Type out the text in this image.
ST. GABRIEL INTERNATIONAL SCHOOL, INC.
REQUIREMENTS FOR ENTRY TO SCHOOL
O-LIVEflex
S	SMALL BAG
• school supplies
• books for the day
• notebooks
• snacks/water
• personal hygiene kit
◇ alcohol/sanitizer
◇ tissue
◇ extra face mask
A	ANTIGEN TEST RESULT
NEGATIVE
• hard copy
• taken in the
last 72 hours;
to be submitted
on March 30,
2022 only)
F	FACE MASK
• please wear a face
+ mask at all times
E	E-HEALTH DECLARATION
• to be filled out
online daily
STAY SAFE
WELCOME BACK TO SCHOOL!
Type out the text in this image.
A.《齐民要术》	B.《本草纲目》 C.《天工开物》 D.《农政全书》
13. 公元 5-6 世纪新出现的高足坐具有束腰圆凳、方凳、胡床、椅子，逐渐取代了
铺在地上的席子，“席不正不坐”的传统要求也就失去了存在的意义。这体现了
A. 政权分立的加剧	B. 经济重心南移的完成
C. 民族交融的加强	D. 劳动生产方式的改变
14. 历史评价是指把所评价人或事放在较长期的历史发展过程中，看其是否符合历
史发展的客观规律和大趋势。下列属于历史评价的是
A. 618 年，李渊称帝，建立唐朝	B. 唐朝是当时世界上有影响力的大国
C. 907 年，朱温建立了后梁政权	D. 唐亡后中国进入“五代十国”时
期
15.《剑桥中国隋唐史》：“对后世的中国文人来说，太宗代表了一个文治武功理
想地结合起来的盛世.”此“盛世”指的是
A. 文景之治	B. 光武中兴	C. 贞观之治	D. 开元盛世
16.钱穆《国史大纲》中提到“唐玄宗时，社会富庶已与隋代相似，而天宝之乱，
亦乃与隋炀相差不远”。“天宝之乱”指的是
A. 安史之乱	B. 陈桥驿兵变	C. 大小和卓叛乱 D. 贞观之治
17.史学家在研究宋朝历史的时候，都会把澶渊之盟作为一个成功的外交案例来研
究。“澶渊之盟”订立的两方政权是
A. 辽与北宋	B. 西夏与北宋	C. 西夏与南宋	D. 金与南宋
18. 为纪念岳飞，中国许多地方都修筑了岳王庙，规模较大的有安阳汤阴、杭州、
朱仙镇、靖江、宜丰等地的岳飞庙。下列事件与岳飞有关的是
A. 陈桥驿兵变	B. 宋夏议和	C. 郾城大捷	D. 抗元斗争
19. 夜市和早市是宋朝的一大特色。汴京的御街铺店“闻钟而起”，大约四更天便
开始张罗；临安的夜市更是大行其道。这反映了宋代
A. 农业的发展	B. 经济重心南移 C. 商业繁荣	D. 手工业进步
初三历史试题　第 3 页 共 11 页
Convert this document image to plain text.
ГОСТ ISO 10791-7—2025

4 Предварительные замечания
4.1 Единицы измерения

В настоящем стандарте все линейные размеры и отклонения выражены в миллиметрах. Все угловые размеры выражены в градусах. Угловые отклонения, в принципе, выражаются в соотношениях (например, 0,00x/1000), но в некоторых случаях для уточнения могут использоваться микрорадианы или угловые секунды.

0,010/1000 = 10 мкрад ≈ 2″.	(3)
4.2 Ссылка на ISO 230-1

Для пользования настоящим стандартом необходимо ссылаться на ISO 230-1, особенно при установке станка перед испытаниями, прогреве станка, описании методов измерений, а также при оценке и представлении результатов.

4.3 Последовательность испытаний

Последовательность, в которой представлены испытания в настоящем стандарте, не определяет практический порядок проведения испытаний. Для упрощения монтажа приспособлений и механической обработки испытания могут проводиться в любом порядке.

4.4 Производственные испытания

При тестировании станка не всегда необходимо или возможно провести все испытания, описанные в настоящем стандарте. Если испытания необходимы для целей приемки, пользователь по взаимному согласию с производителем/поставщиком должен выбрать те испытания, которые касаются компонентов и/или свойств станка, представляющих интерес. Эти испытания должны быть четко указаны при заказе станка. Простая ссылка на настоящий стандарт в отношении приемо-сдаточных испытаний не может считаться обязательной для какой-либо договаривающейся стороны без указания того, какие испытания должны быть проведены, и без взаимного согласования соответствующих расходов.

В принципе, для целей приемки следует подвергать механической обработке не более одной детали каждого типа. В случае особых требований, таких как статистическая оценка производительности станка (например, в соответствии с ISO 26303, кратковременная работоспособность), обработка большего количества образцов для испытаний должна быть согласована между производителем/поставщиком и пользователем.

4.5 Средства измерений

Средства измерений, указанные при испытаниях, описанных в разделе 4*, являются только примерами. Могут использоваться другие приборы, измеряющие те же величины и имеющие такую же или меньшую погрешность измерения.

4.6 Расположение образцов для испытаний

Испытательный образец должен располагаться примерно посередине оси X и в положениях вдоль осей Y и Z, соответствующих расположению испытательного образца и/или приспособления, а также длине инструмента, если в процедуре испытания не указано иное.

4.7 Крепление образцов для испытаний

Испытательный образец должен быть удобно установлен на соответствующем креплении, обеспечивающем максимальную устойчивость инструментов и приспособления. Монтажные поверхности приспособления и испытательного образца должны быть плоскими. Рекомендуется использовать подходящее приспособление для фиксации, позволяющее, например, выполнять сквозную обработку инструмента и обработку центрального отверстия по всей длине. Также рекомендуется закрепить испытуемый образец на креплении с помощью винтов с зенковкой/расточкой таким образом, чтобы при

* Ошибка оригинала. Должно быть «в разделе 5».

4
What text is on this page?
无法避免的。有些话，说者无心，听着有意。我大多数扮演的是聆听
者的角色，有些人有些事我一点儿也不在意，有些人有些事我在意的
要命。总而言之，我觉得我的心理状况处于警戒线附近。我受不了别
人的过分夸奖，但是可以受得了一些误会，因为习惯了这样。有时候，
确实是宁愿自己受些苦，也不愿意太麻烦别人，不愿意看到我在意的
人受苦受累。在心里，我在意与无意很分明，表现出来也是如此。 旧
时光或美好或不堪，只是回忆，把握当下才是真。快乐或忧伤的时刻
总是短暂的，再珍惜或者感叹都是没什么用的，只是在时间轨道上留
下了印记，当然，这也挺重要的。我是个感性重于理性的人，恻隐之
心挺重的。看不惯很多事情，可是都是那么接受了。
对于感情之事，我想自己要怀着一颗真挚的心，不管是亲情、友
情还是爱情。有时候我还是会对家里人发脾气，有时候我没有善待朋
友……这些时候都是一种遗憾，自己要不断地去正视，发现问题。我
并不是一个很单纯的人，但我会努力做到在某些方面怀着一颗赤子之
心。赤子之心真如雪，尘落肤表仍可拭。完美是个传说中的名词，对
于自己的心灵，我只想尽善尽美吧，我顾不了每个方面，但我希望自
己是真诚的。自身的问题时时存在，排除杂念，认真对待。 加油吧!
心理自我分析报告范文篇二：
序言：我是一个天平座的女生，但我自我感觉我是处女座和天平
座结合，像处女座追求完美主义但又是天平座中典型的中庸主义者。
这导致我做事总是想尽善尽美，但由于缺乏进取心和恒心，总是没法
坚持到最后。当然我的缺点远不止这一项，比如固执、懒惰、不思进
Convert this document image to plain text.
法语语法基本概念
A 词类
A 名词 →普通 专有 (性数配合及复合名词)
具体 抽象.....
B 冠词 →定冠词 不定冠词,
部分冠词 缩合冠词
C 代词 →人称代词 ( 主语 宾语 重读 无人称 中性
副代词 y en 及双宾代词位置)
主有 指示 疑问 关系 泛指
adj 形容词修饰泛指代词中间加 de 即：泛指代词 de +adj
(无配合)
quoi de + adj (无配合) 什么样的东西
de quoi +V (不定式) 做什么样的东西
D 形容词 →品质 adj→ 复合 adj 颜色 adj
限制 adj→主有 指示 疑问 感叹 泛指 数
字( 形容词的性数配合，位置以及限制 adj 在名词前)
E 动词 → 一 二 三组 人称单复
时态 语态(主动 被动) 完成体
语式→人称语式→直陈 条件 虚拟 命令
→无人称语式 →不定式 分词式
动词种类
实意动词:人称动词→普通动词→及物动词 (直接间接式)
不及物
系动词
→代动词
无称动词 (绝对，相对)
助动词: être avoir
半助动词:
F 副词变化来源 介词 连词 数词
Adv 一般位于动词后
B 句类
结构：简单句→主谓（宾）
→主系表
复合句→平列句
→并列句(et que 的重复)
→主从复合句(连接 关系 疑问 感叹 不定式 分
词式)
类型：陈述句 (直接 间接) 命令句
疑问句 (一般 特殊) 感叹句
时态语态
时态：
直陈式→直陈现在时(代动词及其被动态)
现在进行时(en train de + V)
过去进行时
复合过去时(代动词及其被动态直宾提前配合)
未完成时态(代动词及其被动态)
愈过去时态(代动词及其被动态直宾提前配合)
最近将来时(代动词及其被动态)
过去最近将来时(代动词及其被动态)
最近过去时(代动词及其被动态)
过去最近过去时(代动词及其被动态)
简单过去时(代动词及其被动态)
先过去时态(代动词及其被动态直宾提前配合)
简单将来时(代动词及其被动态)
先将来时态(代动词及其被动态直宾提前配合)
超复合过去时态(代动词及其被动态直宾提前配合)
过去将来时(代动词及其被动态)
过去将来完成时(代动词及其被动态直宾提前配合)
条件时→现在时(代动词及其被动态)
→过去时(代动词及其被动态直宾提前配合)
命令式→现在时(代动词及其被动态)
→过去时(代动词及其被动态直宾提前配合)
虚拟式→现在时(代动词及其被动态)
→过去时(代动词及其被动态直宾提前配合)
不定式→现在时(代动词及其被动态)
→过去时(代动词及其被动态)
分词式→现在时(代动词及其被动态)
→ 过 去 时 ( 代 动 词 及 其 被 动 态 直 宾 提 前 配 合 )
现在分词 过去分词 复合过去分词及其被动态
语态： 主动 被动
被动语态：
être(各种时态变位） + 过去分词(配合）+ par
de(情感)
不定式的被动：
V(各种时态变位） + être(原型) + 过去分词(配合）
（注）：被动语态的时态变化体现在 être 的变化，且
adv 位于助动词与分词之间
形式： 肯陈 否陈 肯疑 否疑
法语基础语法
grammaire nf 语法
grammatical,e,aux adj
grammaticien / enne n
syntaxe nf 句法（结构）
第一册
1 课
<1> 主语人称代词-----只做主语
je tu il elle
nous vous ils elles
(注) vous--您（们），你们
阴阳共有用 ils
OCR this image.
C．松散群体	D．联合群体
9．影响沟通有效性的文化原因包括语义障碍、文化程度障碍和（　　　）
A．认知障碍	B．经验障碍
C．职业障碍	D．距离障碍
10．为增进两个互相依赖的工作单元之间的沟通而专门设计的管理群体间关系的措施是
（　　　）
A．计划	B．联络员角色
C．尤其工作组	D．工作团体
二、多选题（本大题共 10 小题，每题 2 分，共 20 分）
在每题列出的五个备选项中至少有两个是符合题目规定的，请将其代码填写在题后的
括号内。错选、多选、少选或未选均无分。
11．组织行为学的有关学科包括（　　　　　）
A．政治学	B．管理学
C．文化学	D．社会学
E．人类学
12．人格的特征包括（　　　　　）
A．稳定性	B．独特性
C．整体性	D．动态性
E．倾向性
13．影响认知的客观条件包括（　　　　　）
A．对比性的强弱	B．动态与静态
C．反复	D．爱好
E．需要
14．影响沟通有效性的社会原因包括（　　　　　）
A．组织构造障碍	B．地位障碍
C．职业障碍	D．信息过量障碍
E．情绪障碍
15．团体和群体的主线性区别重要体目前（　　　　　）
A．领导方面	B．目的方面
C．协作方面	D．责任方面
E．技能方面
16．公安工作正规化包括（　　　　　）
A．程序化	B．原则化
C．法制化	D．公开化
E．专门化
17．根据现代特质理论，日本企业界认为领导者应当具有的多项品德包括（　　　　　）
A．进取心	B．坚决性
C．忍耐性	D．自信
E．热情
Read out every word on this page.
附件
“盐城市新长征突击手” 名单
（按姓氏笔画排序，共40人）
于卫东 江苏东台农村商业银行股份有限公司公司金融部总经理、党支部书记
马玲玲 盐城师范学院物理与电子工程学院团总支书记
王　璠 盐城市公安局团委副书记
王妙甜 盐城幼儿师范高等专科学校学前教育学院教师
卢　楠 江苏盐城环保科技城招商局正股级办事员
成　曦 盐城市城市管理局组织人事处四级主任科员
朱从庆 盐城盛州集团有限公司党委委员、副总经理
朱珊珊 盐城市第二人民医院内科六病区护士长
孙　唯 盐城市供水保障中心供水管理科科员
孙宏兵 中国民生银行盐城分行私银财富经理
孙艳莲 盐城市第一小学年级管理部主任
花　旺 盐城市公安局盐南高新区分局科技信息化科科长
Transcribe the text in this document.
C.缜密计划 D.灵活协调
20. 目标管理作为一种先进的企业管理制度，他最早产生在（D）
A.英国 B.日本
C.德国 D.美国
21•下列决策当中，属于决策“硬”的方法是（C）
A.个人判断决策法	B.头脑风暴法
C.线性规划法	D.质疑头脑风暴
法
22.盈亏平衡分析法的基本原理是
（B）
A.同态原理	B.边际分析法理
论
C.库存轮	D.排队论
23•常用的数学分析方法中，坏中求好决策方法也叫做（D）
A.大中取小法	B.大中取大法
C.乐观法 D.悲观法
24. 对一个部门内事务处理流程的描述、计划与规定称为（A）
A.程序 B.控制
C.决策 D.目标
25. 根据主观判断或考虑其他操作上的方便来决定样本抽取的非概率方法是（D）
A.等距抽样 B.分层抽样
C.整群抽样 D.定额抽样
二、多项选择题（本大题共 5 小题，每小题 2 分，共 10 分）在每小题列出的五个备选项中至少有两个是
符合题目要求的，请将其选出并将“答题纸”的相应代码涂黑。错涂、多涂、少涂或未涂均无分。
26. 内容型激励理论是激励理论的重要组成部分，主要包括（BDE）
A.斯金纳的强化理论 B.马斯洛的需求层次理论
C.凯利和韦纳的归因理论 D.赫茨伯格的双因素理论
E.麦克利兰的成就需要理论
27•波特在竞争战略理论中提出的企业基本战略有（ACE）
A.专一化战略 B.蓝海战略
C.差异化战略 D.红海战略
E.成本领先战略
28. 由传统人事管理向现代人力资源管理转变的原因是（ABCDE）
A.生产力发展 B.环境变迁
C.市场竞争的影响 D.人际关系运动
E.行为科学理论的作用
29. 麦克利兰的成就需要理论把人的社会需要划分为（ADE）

-- -- --

#### GOAL:
Select, from the listing, all lines that include the word "испытательного".

#### COMPLETED TASK:
Испытательный образец должен располагаться примерно посередине оси X и в положениях вдоль осей Y и Z, соответствующих расположению испытательного образца и/или приспособления, а также длине инструмента, если в процедуре испытания не указано иное.
Испытательный образец должен быть удобно установлен на соответствующем креплении, обеспечивающем максимальную устойчивость инструментов и приспособления. Монтажные поверхности приспособления и испытательного образца должны быть плоскими. Рекомендуется использовать подходящее приспособление для фиксации, позволяющее, например, выполнять сквозную обработку инструмента и обработку центрального отверстия по всей длине. Также рекомендуется закрепить испытуемый образец на креплении с помощью винтов с зенковкой/расточкой таким образом, чтобы при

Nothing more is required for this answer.